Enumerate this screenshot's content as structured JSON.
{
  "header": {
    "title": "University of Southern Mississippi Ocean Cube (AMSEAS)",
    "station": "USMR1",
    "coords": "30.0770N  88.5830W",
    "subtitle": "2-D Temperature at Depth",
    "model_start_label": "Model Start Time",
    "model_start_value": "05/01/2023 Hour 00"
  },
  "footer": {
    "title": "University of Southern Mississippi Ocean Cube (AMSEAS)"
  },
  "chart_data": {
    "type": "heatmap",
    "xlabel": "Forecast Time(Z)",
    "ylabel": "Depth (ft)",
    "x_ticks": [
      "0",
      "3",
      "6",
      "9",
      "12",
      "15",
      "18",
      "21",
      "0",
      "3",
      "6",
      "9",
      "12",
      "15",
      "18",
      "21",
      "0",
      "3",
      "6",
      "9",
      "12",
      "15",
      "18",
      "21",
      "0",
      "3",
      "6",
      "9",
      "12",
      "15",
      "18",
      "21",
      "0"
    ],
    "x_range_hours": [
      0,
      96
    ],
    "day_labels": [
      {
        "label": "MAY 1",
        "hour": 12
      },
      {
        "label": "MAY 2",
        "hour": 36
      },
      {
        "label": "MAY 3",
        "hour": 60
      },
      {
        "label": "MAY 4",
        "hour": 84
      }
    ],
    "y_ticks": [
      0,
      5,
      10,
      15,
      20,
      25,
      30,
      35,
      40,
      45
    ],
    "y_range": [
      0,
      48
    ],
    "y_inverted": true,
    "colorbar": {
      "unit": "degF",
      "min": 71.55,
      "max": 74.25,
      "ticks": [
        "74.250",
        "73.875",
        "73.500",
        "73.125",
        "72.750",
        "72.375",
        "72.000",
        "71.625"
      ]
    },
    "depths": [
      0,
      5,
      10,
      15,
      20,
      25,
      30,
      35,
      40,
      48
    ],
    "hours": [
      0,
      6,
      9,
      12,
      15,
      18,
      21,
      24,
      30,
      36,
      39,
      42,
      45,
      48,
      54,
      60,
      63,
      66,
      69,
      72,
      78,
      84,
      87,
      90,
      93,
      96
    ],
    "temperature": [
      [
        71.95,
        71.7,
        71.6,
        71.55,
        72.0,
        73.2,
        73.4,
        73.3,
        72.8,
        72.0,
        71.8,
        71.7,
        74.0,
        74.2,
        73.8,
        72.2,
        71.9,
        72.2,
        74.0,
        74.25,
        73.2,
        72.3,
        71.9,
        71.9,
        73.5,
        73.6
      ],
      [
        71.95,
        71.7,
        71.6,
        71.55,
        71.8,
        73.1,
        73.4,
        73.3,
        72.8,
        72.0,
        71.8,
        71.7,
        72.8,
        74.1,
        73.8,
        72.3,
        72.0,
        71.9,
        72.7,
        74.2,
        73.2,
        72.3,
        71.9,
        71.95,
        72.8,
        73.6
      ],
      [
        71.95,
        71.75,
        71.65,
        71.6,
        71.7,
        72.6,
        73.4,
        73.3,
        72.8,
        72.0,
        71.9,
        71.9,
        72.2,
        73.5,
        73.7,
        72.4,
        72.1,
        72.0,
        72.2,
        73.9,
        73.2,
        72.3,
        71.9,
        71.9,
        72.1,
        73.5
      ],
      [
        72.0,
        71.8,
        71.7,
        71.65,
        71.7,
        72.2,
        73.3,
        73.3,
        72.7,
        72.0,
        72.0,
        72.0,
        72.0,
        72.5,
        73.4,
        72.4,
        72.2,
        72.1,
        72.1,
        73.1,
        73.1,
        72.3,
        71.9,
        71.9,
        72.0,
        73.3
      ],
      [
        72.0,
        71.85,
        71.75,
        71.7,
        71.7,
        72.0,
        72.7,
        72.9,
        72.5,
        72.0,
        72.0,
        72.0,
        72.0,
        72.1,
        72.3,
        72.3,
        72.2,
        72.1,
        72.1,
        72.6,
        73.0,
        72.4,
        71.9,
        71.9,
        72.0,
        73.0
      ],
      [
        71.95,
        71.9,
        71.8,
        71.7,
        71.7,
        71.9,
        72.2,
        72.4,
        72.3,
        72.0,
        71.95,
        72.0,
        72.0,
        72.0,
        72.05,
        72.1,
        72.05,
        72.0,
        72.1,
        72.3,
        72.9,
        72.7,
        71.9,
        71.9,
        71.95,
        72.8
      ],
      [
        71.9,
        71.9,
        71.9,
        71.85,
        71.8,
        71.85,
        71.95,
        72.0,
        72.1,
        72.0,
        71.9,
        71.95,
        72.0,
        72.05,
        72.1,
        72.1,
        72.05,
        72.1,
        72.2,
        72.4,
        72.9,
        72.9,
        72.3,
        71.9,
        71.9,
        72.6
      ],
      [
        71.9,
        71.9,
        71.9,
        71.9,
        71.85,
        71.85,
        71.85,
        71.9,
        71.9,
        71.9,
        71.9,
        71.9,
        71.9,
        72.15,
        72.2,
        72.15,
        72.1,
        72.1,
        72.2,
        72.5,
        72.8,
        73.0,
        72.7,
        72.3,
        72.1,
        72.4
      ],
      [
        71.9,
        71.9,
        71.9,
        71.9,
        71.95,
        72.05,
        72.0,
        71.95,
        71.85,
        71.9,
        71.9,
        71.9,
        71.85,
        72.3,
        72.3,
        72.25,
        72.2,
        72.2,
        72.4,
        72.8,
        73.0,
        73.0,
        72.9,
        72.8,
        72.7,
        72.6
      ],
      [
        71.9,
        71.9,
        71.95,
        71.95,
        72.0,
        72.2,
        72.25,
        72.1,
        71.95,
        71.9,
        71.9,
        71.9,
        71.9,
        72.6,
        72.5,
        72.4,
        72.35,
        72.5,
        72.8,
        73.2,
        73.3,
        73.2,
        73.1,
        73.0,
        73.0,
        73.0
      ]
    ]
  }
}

**TASK:**
Retype the records that precede this task, keeping them exactly the same.

**SOLUTION TO THIS TASK:**
Enumerate this screenshot's content as structured JSON.
{
  "header": {
    "title": "University of Southern Mississippi Ocean Cube (AMSEAS)",
    "station": "USMR1",
    "coords": "30.0770N  88.5830W",
    "subtitle": "2-D Temperature at Depth",
    "model_start_label": "Model Start Time",
    "model_start_value": "05/01/2023 Hour 00"
  },
  "footer": {
    "title": "University of Southern Mississippi Ocean Cube (AMSEAS)"
  },
  "chart_data": {
    "type": "heatmap",
    "xlabel": "Forecast Time(Z)",
    "ylabel": "Depth (ft)",
    "x_ticks": [
      "0",
      "3",
      "6",
      "9",
      "12",
      "15",
      "18",
      "21",
      "0",
      "3",
      "6",
      "9",
      "12",
      "15",
      "18",
      "21",
      "0",
      "3",
      "6",
      "9",
      "12",
      "15",
      "18",
      "21",
      "0",
      "3",
      "6",
      "9",
      "12",
      "15",
      "18",
      "21",
      "0"
    ],
    "x_range_hours": [
      0,
      96
    ],
    "day_labels": [
      {
        "label": "MAY 1",
        "hour": 12
      },
      {
        "label": "MAY 2",
        "hour": 36
      },
      {
        "label": "MAY 3",
        "hour": 60
      },
      {
        "label": "MAY 4",
        "hour": 84
      }
    ],
    "y_ticks": [
      0,
      5,
      10,
      15,
      20,
      25,
      30,
      35,
      40,
      45
    ],
    "y_range": [
      0,
      48
    ],
    "y_inverted": true,
    "colorbar": {
      "unit": "degF",
      "min": 71.55,
      "max": 74.25,
      "ticks": [
        "74.250",
        "73.875",
        "73.500",
        "73.125",
        "72.750",
        "72.375",
        "72.000",
        "71.625"
      ]
    },
    "depths": [
      0,
      5,
      10,
      15,
      20,
      25,
      30,
      35,
      40,
      48
    ],
    "hours": [
      0,
      6,
      9,
      12,
      15,
      18,
      21,
      24,
      30,
      36,
      39,
      42,
      45,
      48,
      54,
      60,
      63,
      66,
      69,
      72,
      78,
      84,
      87,
      90,
      93,
      96
    ],
    "temperature": [
      [
        71.95,
        71.7,
        71.6,
        71.55,
        72.0,
        73.2,
        73.4,
        73.3,
        72.8,
        72.0,
        71.8,
        71.7,
        74.0,
        74.2,
        73.8,
        72.2,
        71.9,
        72.2,
        74.0,
        74.25,
        73.2,
        72.3,
        71.9,
        71.9,
        73.5,
        73.6
      ],
      [
        71.95,
        71.7,
        71.6,
        71.55,
        71.8,
        73.1,
        73.4,
        73.3,
        72.8,
        72.0,
        71.8,
        71.7,
        72.8,
        74.1,
        73.8,
        72.3,
        72.0,
        71.9,
        72.7,
        74.2,
        73.2,
        72.3,
        71.9,
        71.95,
        72.8,
        73.6
      ],
      [
        71.95,
        71.75,
        71.65,
        71.6,
        71.7,
        72.6,
        73.4,
        73.3,
        72.8,
        72.0,
        71.9,
        71.9,
        72.2,
        73.5,
        73.7,
        72.4,
        72.1,
        72.0,
        72.2,
        73.9,
        73.2,
        72.3,
        71.9,
        71.9,
        72.1,
        73.5
      ],
      [
        72.0,
        71.8,
        71.7,
        71.65,
        71.7,
        72.2,
        73.3,
        73.3,
        72.7,
        72.0,
        72.0,
        72.0,
        72.0,
        72.5,
        73.4,
        72.4,
        72.2,
        72.1,
        72.1,
        73.1,
        73.1,
        72.3,
        71.9,
        71.9,
        72.0,
        73.3
      ],
      [
        72.0,
        71.85,
        71.75,
        71.7,
        71.7,
        72.0,
        72.7,
        72.9,
        72.5,
        72.0,
        72.0,
        72.0,
        72.0,
        72.1,
        72.3,
        72.3,
        72.2,
        72.1,
        72.1,
        72.6,
        73.0,
        72.4,
        71.9,
        71.9,
        72.0,
        73.0
      ],
      [
        71.95,
        71.9,
        71.8,
        71.7,
        71.7,
        71.9,
        72.2,
        72.4,
        72.3,
        72.0,
        71.95,
        72.0,
        72.0,
        72.0,
        72.05,
        72.1,
        72.05,
        72.0,
        72.1,
        72.3,
        72.9,
        72.7,
        71.9,
        71.9,
        71.95,
        72.8
      ],
      [
        71.9,
        71.9,
        71.9,
        71.85,
        71.8,
        71.85,
        71.95,
        72.0,
        72.1,
        72.0,
        71.9,
        71.95,
        72.0,
        72.05,
        72.1,
        72.1,
        72.05,
        72.1,
        72.2,
        72.4,
        72.9,
        72.9,
        72.3,
        71.9,
        71.9,
        72.6
      ],
      [
        71.9,
        71.9,
        71.9,
        71.9,
        71.85,
        71.85,
        71.85,
        71.9,
        71.9,
        71.9,
        71.9,
        71.9,
        71.9,
        72.15,
        72.2,
        72.15,
        72.1,
        72.1,
        72.2,
        72.5,
        72.8,
        73.0,
        72.7,
        72.3,
        72.1,
        72.4
      ],
      [
        71.9,
        71.9,
        71.9,
        71.9,
        71.95,
        72.05,
        72.0,
        71.95,
        71.85,
        71.9,
        71.9,
        71.9,
        71.85,
        72.3,
        72.3,
        72.25,
        72.2,
        72.2,
        72.4,
        72.8,
        73.0,
        73.0,
        72.9,
        72.8,
        72.7,
        72.6
      ],
      [
        71.9,
        71.9,
        71.95,
        71.95,
        72.0,
        72.2,
        72.25,
        72.1,
        71.95,
        71.9,
        71.9,
        71.9,
        71.9,
        72.6,
        72.5,
        72.4,
        72.35,
        72.5,
        72.8,
        73.2,
        73.3,
        73.2,
        73.1,
        73.0,
        73.0,
        73.0
      ]
    ]
  }
}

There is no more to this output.